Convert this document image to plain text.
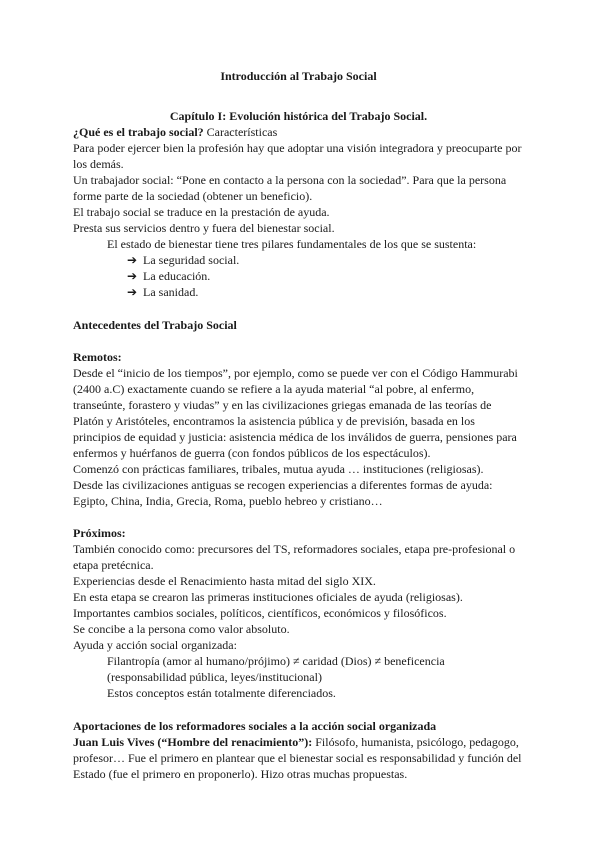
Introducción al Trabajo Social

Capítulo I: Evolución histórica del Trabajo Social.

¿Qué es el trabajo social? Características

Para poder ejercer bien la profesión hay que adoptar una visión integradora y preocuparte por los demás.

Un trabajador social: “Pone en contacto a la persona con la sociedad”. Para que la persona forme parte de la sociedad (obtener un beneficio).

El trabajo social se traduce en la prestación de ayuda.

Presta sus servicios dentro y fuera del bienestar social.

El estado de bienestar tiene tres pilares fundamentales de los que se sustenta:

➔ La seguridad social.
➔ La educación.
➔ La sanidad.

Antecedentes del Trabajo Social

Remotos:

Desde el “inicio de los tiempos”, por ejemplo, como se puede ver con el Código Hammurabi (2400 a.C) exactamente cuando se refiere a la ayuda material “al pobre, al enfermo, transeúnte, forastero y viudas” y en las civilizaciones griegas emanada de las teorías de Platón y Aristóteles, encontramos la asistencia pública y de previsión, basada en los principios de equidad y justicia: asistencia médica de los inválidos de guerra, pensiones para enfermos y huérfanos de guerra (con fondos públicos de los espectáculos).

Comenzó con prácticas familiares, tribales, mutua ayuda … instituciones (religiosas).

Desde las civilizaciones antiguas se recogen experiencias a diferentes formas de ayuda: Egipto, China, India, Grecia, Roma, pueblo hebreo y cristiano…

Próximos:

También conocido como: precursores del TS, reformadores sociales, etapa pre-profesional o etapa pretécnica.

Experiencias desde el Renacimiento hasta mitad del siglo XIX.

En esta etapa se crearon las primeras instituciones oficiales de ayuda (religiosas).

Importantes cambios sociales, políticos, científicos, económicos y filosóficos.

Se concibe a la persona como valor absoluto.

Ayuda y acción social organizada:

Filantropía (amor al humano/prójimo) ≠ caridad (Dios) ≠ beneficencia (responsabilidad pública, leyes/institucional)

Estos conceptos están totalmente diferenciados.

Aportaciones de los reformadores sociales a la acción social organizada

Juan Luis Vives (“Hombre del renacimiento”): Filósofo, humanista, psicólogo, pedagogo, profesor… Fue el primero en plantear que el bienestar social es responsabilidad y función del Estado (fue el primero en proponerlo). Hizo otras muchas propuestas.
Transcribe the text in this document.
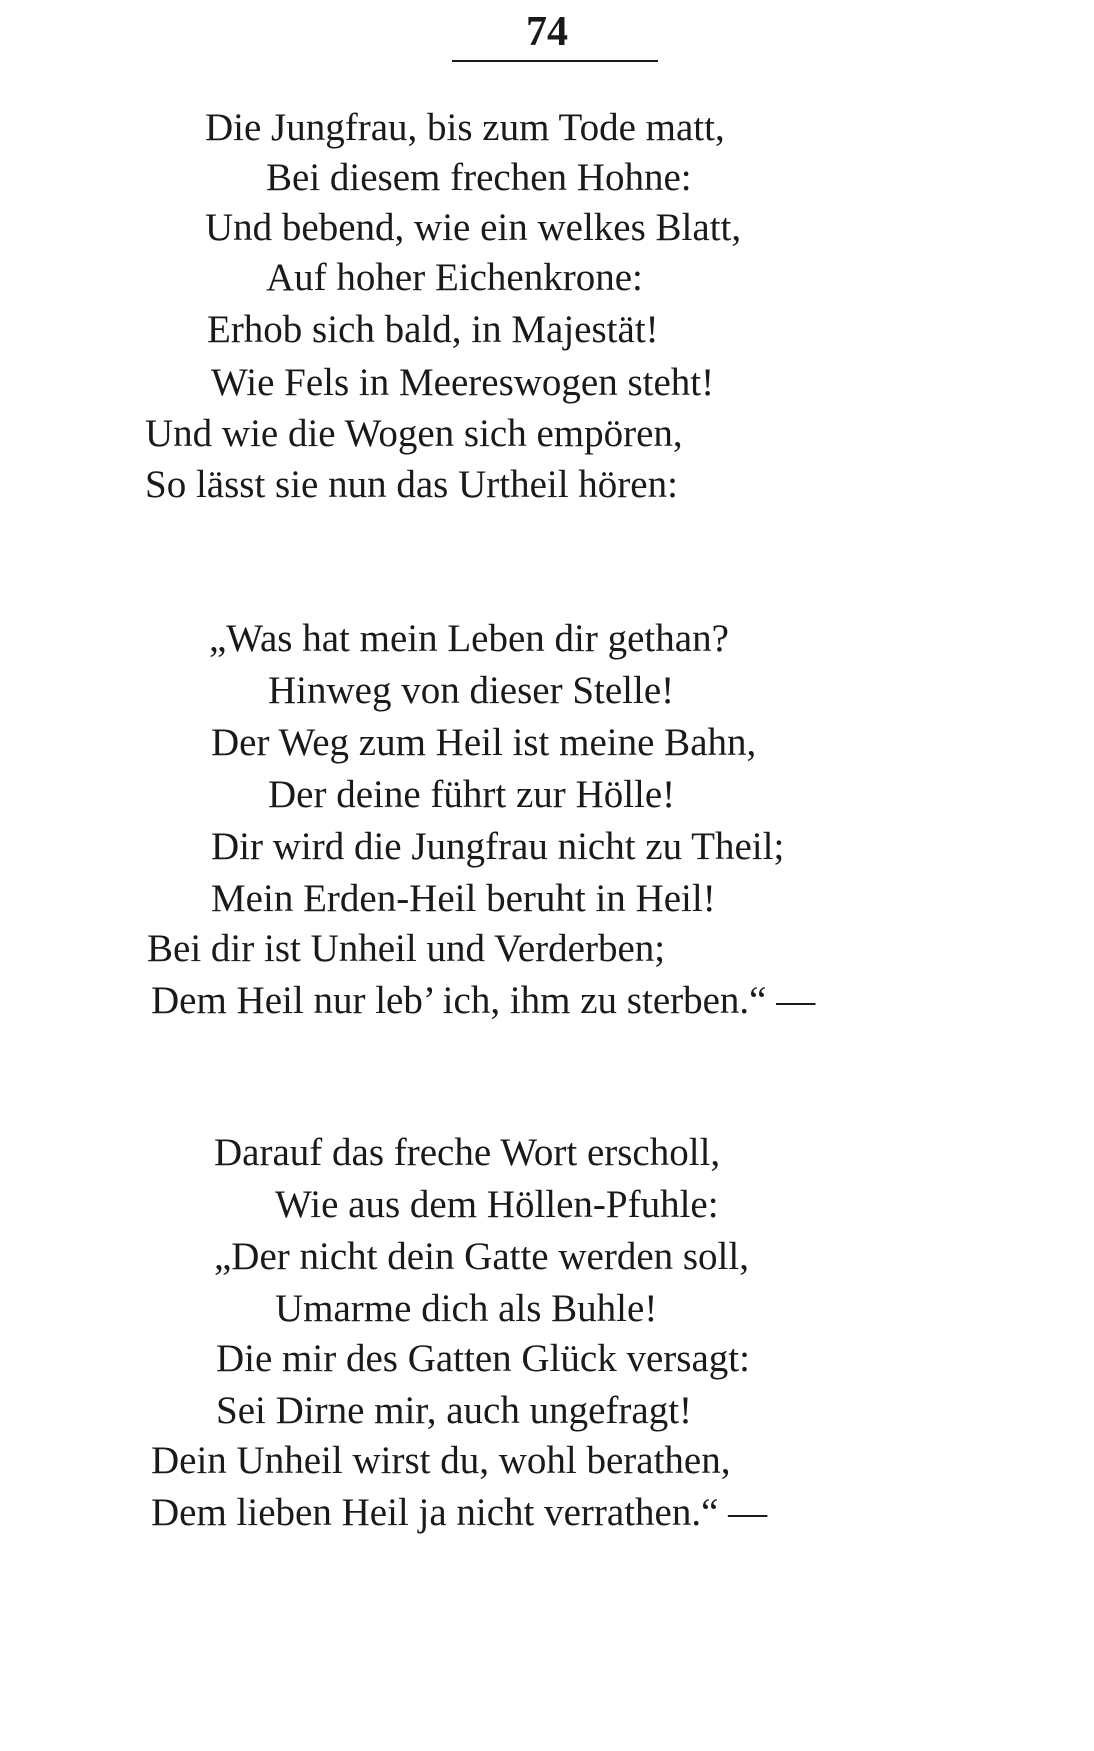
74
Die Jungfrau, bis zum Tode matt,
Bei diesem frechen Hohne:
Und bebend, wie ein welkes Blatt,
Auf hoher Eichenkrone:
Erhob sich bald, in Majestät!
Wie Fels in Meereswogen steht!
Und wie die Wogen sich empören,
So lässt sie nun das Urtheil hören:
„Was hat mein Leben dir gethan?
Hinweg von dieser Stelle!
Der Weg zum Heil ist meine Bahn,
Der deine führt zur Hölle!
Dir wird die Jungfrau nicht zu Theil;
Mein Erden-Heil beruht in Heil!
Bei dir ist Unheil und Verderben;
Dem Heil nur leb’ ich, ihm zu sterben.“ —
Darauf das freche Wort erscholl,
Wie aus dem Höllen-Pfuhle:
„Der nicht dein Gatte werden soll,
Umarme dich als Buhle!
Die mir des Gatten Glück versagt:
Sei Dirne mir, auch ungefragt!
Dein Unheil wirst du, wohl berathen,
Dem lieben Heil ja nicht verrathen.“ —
****************
_INSTRUCTIONS FOR THE TASK_
Return the records exactly. Don't carry the pictures over.

_SOLUTION TO THE EXERCISE_
Convert this document image to plain text.
Introducción al Trabajo Social

Capítulo I: Evolución histórica del Trabajo Social.

¿Qué es el trabajo social? Características

Para poder ejercer bien la profesión hay que adoptar una visión integradora y preocuparte por los demás.

Un trabajador social: “Pone en contacto a la persona con la sociedad”. Para que la persona forme parte de la sociedad (obtener un beneficio).

El trabajo social se traduce en la prestación de ayuda.

Presta sus servicios dentro y fuera del bienestar social.

El estado de bienestar tiene tres pilares fundamentales de los que se sustenta:

➔ La seguridad social.
➔ La educación.
➔ La sanidad.

Antecedentes del Trabajo Social

Remotos:

Desde el “inicio de los tiempos”, por ejemplo, como se puede ver con el Código Hammurabi (2400 a.C) exactamente cuando se refiere a la ayuda material “al pobre, al enfermo, transeúnte, forastero y viudas” y en las civilizaciones griegas emanada de las teorías de Platón y Aristóteles, encontramos la asistencia pública y de previsión, basada en los principios de equidad y justicia: asistencia médica de los inválidos de guerra, pensiones para enfermos y huérfanos de guerra (con fondos públicos de los espectáculos).

Comenzó con prácticas familiares, tribales, mutua ayuda … instituciones (religiosas).

Desde las civilizaciones antiguas se recogen experiencias a diferentes formas de ayuda: Egipto, China, India, Grecia, Roma, pueblo hebreo y cristiano…

Próximos:

También conocido como: precursores del TS, reformadores sociales, etapa pre-profesional o etapa pretécnica.

Experiencias desde el Renacimiento hasta mitad del siglo XIX.

En esta etapa se crearon las primeras instituciones oficiales de ayuda (religiosas).

Importantes cambios sociales, políticos, científicos, económicos y filosóficos.

Se concibe a la persona como valor absoluto.

Ayuda y acción social organizada:

Filantropía (amor al humano/prójimo) ≠ caridad (Dios) ≠ beneficencia (responsabilidad pública, leyes/institucional)

Estos conceptos están totalmente diferenciados.

Aportaciones de los reformadores sociales a la acción social organizada

Juan Luis Vives (“Hombre del renacimiento”): Filósofo, humanista, psicólogo, pedagogo, profesor… Fue el primero en plantear que el bienestar social es responsabilidad y función del Estado (fue el primero en proponerlo). Hizo otras muchas propuestas.
Transcribe the text in this document.
74
Die Jungfrau, bis zum Tode matt,
Bei diesem frechen Hohne:
Und bebend, wie ein welkes Blatt,
Auf hoher Eichenkrone:
Erhob sich bald, in Majestät!
Wie Fels in Meereswogen steht!
Und wie die Wogen sich empören,
So lässt sie nun das Urtheil hören:
„Was hat mein Leben dir gethan?
Hinweg von dieser Stelle!
Der Weg zum Heil ist meine Bahn,
Der deine führt zur Hölle!
Dir wird die Jungfrau nicht zu Theil;
Mein Erden-Heil beruht in Heil!
Bei dir ist Unheil und Verderben;
Dem Heil nur leb’ ich, ihm zu sterben.“ —
Darauf das freche Wort erscholl,
Wie aus dem Höllen-Pfuhle:
„Der nicht dein Gatte werden soll,
Umarme dich als Buhle!
Die mir des Gatten Glück versagt:
Sei Dirne mir, auch ungefragt!
Dein Unheil wirst du, wohl berathen,
Dem lieben Heil ja nicht verrathen.“ —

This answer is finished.